Written task.
For every line in the records that has the word "phone", make a copy.

===============

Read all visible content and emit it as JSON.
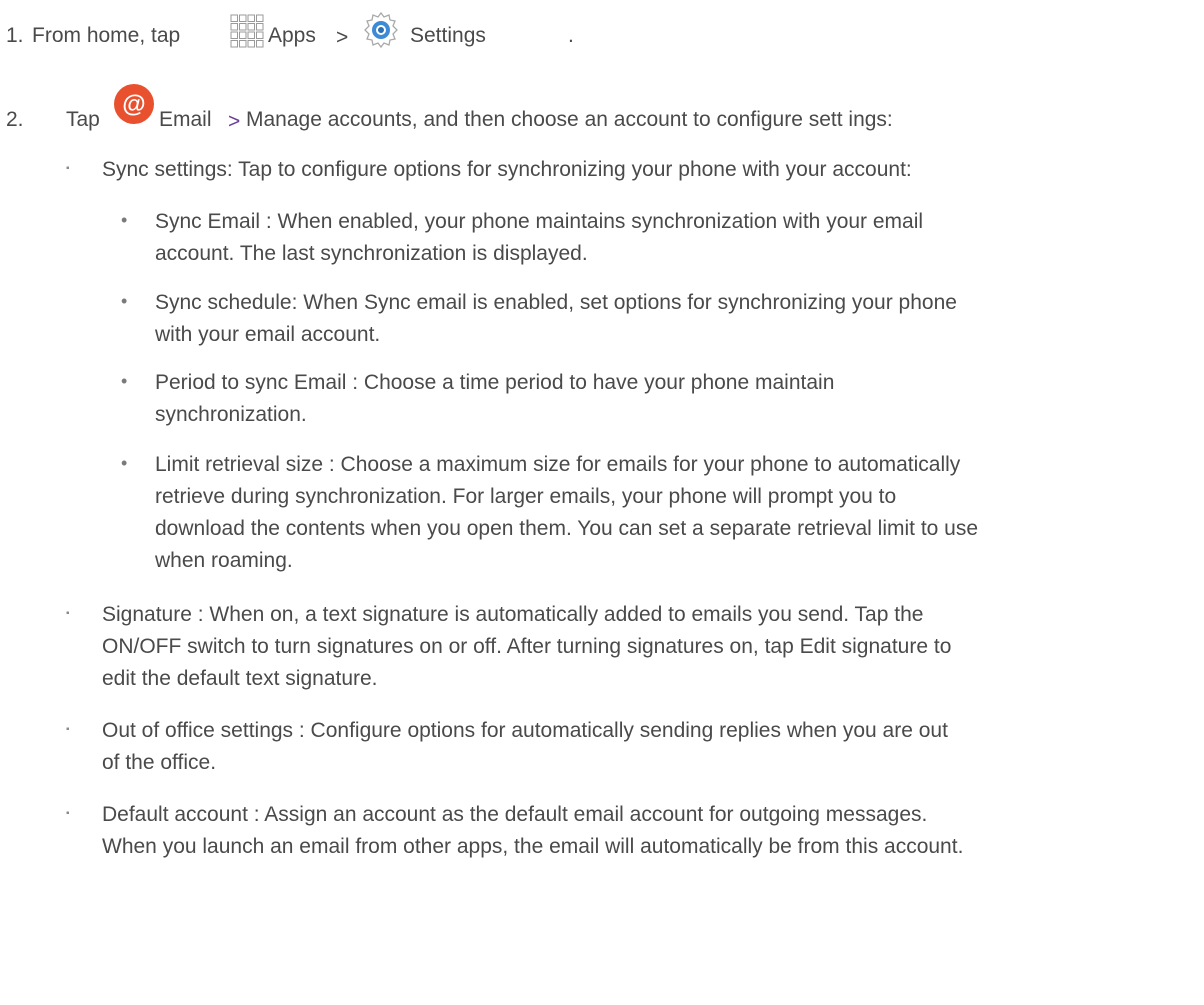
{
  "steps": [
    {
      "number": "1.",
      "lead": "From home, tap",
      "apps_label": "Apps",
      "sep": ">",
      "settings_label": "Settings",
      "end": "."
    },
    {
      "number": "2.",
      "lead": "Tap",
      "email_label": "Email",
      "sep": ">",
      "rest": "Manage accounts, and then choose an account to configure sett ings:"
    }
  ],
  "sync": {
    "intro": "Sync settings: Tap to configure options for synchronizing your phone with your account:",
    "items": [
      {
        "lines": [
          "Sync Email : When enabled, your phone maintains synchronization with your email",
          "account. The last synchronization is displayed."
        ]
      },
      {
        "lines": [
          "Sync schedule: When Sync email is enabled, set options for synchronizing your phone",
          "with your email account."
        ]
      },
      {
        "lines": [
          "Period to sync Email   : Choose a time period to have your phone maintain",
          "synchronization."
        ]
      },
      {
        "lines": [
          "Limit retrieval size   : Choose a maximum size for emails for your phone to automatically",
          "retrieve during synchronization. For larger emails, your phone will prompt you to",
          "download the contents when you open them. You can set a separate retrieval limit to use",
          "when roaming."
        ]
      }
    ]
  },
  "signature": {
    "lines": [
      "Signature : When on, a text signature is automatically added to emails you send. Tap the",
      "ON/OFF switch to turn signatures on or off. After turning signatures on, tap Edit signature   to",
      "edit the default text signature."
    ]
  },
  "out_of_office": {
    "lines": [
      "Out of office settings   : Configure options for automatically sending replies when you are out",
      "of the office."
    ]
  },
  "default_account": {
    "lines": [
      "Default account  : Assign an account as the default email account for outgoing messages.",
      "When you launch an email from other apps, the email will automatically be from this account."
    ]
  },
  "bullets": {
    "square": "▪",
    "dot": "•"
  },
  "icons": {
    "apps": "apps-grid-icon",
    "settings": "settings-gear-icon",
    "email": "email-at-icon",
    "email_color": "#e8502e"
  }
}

===============

Solution for this exercise.
    "intro": "Sync settings: Tap to configure options for synchronizing your phone with your account:",
          "Sync Email : When enabled, your phone maintains synchronization with your email",
          "Sync schedule: When Sync email is enabled, set options for synchronizing your phone",
          "Period to sync Email   : Choose a time period to have your phone maintain",
          "Limit retrieval size   : Choose a maximum size for emails for your phone to automatically",
          "retrieve during synchronization. For larger emails, your phone will prompt you to",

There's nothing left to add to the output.